## START Dataset extract
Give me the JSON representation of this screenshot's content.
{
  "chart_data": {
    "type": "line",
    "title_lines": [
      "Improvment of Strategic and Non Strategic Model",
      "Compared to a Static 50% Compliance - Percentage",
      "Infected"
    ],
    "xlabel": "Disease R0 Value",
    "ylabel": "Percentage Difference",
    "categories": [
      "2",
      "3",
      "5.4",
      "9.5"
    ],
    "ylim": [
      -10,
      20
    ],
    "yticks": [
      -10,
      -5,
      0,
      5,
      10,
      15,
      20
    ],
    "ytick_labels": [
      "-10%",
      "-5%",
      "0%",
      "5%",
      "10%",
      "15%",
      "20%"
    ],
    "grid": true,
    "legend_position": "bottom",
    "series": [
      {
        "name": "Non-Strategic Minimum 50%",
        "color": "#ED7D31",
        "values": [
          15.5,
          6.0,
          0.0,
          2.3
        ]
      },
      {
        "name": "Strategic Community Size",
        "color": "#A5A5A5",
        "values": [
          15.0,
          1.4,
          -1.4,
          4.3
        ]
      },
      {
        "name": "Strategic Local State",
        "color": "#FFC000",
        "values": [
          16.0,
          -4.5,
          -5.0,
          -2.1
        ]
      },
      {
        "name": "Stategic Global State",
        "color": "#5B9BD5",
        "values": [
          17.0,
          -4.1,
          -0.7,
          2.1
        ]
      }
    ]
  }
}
## END Dataset extract
## START Dataset extract
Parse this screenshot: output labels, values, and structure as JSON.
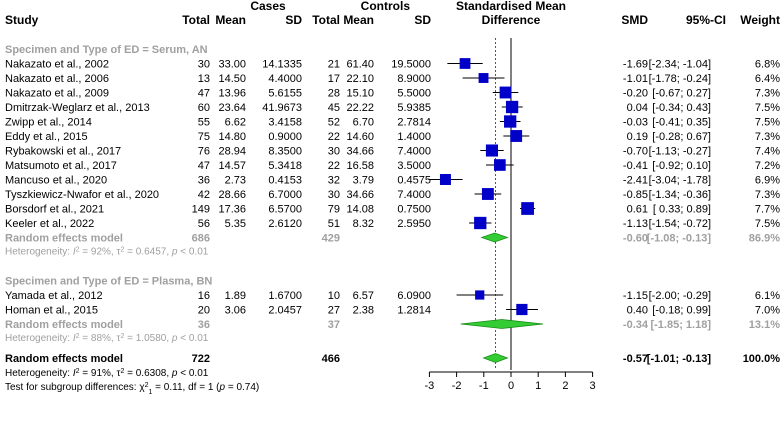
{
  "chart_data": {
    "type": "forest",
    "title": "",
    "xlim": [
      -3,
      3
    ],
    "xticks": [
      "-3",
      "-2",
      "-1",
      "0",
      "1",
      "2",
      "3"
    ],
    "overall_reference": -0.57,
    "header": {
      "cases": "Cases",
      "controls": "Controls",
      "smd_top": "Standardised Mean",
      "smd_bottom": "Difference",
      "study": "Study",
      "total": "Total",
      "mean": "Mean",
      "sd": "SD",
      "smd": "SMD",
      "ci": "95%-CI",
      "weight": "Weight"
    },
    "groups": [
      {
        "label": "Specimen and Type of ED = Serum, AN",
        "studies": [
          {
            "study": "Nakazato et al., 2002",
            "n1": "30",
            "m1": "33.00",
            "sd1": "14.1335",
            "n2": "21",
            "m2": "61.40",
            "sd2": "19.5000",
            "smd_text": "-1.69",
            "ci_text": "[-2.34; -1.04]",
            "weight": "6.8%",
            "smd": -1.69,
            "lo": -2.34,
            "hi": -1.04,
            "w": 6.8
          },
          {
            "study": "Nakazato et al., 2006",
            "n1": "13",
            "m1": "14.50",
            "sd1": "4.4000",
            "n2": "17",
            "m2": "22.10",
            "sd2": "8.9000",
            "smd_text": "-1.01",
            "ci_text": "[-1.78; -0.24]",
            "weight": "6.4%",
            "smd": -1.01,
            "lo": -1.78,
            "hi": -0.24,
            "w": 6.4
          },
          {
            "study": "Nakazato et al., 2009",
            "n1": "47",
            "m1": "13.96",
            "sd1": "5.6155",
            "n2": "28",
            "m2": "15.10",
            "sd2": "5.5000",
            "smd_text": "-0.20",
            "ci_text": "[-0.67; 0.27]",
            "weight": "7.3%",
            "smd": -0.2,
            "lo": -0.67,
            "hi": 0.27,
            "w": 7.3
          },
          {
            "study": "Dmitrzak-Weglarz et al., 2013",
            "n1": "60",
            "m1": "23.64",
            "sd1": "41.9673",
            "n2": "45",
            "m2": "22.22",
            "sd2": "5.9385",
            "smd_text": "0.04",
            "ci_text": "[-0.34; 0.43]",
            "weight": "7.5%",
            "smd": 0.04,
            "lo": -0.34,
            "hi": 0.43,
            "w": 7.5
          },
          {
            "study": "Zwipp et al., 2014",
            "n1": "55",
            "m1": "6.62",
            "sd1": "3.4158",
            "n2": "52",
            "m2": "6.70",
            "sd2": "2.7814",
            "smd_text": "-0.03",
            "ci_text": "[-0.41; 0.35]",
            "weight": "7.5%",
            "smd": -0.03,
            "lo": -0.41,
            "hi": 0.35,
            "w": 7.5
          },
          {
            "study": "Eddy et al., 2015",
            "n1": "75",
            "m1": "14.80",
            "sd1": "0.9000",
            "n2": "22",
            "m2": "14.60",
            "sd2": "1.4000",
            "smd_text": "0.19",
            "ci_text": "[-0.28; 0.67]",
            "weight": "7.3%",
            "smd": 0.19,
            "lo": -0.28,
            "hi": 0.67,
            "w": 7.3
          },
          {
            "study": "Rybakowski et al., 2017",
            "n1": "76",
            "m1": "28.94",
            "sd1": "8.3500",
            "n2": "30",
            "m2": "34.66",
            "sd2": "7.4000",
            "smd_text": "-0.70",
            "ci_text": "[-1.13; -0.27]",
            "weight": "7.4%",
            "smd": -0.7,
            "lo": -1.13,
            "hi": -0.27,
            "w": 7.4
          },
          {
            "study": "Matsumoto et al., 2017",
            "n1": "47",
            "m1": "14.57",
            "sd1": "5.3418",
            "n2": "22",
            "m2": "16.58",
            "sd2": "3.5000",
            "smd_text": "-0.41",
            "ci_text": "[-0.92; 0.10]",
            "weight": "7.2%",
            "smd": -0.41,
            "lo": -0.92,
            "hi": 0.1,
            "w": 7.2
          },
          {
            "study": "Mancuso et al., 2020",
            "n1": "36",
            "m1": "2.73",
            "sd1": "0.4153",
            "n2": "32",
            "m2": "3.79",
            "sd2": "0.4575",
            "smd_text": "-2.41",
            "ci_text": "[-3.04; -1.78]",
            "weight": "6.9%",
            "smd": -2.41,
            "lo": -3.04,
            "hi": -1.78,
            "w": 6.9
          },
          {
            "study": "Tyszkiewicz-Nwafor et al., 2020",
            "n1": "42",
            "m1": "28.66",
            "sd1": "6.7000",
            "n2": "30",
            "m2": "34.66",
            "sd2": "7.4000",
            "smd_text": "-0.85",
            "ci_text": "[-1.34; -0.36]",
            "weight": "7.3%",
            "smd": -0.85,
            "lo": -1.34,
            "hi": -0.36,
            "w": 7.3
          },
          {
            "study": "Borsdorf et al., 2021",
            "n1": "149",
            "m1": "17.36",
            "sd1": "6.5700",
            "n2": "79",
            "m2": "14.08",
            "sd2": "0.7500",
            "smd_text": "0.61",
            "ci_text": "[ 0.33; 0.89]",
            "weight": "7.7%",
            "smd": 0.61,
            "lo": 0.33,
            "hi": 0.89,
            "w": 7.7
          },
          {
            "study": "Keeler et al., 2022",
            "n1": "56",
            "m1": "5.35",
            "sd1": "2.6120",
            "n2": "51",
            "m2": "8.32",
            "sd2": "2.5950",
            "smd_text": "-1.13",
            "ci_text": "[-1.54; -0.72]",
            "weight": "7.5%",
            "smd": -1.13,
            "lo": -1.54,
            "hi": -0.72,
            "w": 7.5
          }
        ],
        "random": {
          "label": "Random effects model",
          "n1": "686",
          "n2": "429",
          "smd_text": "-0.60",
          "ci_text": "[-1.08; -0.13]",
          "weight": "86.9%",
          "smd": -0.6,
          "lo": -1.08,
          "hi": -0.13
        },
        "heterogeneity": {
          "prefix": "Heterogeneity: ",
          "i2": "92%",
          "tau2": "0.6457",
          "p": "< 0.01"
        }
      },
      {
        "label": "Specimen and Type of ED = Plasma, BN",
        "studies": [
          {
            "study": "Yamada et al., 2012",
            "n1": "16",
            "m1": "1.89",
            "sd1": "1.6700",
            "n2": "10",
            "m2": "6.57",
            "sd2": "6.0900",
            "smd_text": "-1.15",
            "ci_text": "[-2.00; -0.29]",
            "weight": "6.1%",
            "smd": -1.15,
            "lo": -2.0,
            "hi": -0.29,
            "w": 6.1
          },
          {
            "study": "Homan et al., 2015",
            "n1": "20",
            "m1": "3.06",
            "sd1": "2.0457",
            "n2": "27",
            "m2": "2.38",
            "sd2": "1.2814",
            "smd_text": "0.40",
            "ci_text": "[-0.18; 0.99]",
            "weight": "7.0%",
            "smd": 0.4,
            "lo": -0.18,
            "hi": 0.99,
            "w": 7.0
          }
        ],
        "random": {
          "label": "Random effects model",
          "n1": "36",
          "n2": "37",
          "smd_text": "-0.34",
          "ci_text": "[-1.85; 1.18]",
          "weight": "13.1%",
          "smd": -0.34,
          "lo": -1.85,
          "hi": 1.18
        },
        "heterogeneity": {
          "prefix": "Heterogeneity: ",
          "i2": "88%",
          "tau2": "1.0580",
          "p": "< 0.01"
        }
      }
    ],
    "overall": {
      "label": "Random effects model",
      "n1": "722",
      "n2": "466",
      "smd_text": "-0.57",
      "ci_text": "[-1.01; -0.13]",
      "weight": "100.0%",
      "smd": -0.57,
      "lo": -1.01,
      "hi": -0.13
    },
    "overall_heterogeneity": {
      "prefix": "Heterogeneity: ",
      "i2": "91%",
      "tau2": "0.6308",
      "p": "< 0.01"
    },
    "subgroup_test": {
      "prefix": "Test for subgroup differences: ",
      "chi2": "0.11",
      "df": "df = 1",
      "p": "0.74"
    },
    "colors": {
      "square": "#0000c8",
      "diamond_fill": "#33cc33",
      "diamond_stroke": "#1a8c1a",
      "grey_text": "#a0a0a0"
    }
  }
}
## END Dataset extract
What needs to be done | In the records above, locate the lines holding the word "Specimen". Copy each of them.

Task output |
        "label": "Specimen and Type of ED = Serum, AN",
        "label": "Specimen and Type of ED = Plasma, BN",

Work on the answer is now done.